__Aim of the task__. Below are records to be output exactly, every one of them.

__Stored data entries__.
..........

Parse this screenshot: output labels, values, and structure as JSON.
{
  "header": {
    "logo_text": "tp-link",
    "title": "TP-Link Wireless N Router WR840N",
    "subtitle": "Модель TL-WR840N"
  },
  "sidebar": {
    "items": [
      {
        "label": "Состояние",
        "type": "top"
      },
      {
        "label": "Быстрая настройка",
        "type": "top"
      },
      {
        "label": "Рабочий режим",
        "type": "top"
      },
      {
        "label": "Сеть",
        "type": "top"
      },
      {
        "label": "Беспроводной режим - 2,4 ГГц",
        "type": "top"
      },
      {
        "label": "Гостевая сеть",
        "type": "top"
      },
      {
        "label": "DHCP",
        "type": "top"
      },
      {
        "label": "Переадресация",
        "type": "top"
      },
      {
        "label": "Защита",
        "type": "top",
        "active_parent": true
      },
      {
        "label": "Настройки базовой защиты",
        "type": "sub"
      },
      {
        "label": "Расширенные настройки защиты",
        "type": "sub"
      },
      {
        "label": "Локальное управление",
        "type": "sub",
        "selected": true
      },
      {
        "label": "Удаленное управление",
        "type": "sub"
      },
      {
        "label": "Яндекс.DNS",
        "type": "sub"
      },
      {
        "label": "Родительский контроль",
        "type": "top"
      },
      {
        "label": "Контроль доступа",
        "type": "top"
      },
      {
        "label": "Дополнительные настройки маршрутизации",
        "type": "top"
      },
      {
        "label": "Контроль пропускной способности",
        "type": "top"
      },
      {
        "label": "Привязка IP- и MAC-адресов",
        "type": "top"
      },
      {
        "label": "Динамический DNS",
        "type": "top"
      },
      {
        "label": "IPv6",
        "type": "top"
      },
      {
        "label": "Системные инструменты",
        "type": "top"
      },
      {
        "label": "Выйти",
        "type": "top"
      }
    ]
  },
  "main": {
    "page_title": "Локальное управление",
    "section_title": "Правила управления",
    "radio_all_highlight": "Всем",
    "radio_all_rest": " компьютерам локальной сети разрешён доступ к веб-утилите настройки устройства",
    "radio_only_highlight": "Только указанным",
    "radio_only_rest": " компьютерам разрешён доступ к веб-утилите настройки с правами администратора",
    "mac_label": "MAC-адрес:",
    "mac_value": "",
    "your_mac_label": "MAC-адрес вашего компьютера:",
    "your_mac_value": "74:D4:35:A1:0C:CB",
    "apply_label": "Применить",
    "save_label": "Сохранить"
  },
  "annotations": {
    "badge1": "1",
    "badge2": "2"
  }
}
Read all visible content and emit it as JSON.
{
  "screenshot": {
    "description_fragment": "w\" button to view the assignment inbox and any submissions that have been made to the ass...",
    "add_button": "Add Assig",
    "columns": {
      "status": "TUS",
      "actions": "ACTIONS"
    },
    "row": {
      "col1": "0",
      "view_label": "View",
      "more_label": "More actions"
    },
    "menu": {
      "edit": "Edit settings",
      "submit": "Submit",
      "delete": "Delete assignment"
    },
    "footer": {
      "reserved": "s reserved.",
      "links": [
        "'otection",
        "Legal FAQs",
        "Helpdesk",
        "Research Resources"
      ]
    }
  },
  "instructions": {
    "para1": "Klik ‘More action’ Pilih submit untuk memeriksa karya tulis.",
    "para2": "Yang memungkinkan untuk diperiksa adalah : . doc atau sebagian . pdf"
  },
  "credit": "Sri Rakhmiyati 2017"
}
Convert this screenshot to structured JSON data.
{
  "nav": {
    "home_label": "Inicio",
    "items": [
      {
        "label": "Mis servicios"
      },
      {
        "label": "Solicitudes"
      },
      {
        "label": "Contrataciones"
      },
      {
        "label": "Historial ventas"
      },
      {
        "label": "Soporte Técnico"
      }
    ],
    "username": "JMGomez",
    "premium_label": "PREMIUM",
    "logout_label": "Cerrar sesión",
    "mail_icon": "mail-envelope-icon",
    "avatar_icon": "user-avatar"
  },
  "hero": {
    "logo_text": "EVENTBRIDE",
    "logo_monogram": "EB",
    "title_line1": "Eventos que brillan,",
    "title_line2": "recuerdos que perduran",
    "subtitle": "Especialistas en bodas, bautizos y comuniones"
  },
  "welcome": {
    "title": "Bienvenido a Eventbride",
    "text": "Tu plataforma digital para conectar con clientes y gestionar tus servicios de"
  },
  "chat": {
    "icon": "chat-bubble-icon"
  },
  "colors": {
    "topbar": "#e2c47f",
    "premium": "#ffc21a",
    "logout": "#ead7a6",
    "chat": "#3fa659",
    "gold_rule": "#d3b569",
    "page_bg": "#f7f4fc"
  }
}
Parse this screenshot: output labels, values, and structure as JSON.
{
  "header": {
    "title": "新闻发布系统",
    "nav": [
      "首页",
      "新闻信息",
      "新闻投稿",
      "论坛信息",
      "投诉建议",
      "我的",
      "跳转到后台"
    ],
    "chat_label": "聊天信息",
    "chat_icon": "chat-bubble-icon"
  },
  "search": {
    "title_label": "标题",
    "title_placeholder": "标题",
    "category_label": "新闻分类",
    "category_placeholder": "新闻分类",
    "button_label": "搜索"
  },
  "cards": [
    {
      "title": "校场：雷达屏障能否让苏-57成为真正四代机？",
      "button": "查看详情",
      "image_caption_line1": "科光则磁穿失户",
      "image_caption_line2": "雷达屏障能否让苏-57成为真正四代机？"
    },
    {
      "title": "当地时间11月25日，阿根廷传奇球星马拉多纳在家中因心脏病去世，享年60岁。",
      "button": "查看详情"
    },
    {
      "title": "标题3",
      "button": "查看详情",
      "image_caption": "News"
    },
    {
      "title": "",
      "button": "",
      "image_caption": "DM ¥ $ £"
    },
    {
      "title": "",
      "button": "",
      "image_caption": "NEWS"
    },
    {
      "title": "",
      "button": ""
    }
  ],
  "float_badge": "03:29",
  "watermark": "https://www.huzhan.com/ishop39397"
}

..........

__The result__.
Parse this screenshot: output labels, values, and structure as JSON.
{
  "header": {
    "logo_text": "tp-link",
    "title": "TP-Link Wireless N Router WR840N",
    "subtitle": "Модель TL-WR840N"
  },
  "sidebar": {
    "items": [
      {
        "label": "Состояние",
        "type": "top"
      },
      {
        "label": "Быстрая настройка",
        "type": "top"
      },
      {
        "label": "Рабочий режим",
        "type": "top"
      },
      {
        "label": "Сеть",
        "type": "top"
      },
      {
        "label": "Беспроводной режим - 2,4 ГГц",
        "type": "top"
      },
      {
        "label": "Гостевая сеть",
        "type": "top"
      },
      {
        "label": "DHCP",
        "type": "top"
      },
      {
        "label": "Переадресация",
        "type": "top"
      },
      {
        "label": "Защита",
        "type": "top",
        "active_parent": true
      },
      {
        "label": "Настройки базовой защиты",
        "type": "sub"
      },
      {
        "label": "Расширенные настройки защиты",
        "type": "sub"
      },
      {
        "label": "Локальное управление",
        "type": "sub",
        "selected": true
      },
      {
        "label": "Удаленное управление",
        "type": "sub"
      },
      {
        "label": "Яндекс.DNS",
        "type": "sub"
      },
      {
        "label": "Родительский контроль",
        "type": "top"
      },
      {
        "label": "Контроль доступа",
        "type": "top"
      },
      {
        "label": "Дополнительные настройки маршрутизации",
        "type": "top"
      },
      {
        "label": "Контроль пропускной способности",
        "type": "top"
      },
      {
        "label": "Привязка IP- и MAC-адресов",
        "type": "top"
      },
      {
        "label": "Динамический DNS",
        "type": "top"
      },
      {
        "label": "IPv6",
        "type": "top"
      },
      {
        "label": "Системные инструменты",
        "type": "top"
      },
      {
        "label": "Выйти",
        "type": "top"
      }
    ]
  },
  "main": {
    "page_title": "Локальное управление",
    "section_title": "Правила управления",
    "radio_all_highlight": "Всем",
    "radio_all_rest": " компьютерам локальной сети разрешён доступ к веб-утилите настройки устройства",
    "radio_only_highlight": "Только указанным",
    "radio_only_rest": " компьютерам разрешён доступ к веб-утилите настройки с правами администратора",
    "mac_label": "MAC-адрес:",
    "mac_value": "",
    "your_mac_label": "MAC-адрес вашего компьютера:",
    "your_mac_value": "74:D4:35:A1:0C:CB",
    "apply_label": "Применить",
    "save_label": "Сохранить"
  },
  "annotations": {
    "badge1": "1",
    "badge2": "2"
  }
}
Read all visible content and emit it as JSON.
{
  "screenshot": {
    "description_fragment": "w\" button to view the assignment inbox and any submissions that have been made to the ass...",
    "add_button": "Add Assig",
    "columns": {
      "status": "TUS",
      "actions": "ACTIONS"
    },
    "row": {
      "col1": "0",
      "view_label": "View",
      "more_label": "More actions"
    },
    "menu": {
      "edit": "Edit settings",
      "submit": "Submit",
      "delete": "Delete assignment"
    },
    "footer": {
      "reserved": "s reserved.",
      "links": [
        "'otection",
        "Legal FAQs",
        "Helpdesk",
        "Research Resources"
      ]
    }
  },
  "instructions": {
    "para1": "Klik ‘More action’ Pilih submit untuk memeriksa karya tulis.",
    "para2": "Yang memungkinkan untuk diperiksa adalah : . doc atau sebagian . pdf"
  },
  "credit": "Sri Rakhmiyati 2017"
}
Convert this screenshot to structured JSON data.
{
  "nav": {
    "home_label": "Inicio",
    "items": [
      {
        "label": "Mis servicios"
      },
      {
        "label": "Solicitudes"
      },
      {
        "label": "Contrataciones"
      },
      {
        "label": "Historial ventas"
      },
      {
        "label": "Soporte Técnico"
      }
    ],
    "username": "JMGomez",
    "premium_label": "PREMIUM",
    "logout_label": "Cerrar sesión",
    "mail_icon": "mail-envelope-icon",
    "avatar_icon": "user-avatar"
  },
  "hero": {
    "logo_text": "EVENTBRIDE",
    "logo_monogram": "EB",
    "title_line1": "Eventos que brillan,",
    "title_line2": "recuerdos que perduran",
    "subtitle": "Especialistas en bodas, bautizos y comuniones"
  },
  "welcome": {
    "title": "Bienvenido a Eventbride",
    "text": "Tu plataforma digital para conectar con clientes y gestionar tus servicios de"
  },
  "chat": {
    "icon": "chat-bubble-icon"
  },
  "colors": {
    "topbar": "#e2c47f",
    "premium": "#ffc21a",
    "logout": "#ead7a6",
    "chat": "#3fa659",
    "gold_rule": "#d3b569",
    "page_bg": "#f7f4fc"
  }
}
Parse this screenshot: output labels, values, and structure as JSON.
{
  "header": {
    "title": "新闻发布系统",
    "nav": [
      "首页",
      "新闻信息",
      "新闻投稿",
      "论坛信息",
      "投诉建议",
      "我的",
      "跳转到后台"
    ],
    "chat_label": "聊天信息",
    "chat_icon": "chat-bubble-icon"
  },
  "search": {
    "title_label": "标题",
    "title_placeholder": "标题",
    "category_label": "新闻分类",
    "category_placeholder": "新闻分类",
    "button_label": "搜索"
  },
  "cards": [
    {
      "title": "校场：雷达屏障能否让苏-57成为真正四代机？",
      "button": "查看详情",
      "image_caption_line1": "科光则磁穿失户",
      "image_caption_line2": "雷达屏障能否让苏-57成为真正四代机？"
    },
    {
      "title": "当地时间11月25日，阿根廷传奇球星马拉多纳在家中因心脏病去世，享年60岁。",
      "button": "查看详情"
    },
    {
      "title": "标题3",
      "button": "查看详情",
      "image_caption": "News"
    },
    {
      "title": "",
      "button": "",
      "image_caption": "DM ¥ $ £"
    },
    {
      "title": "",
      "button": "",
      "image_caption": "NEWS"
    },
    {
      "title": "",
      "button": ""
    }
  ],
  "float_badge": "03:29",
  "watermark": "https://www.huzhan.com/ishop39397"
}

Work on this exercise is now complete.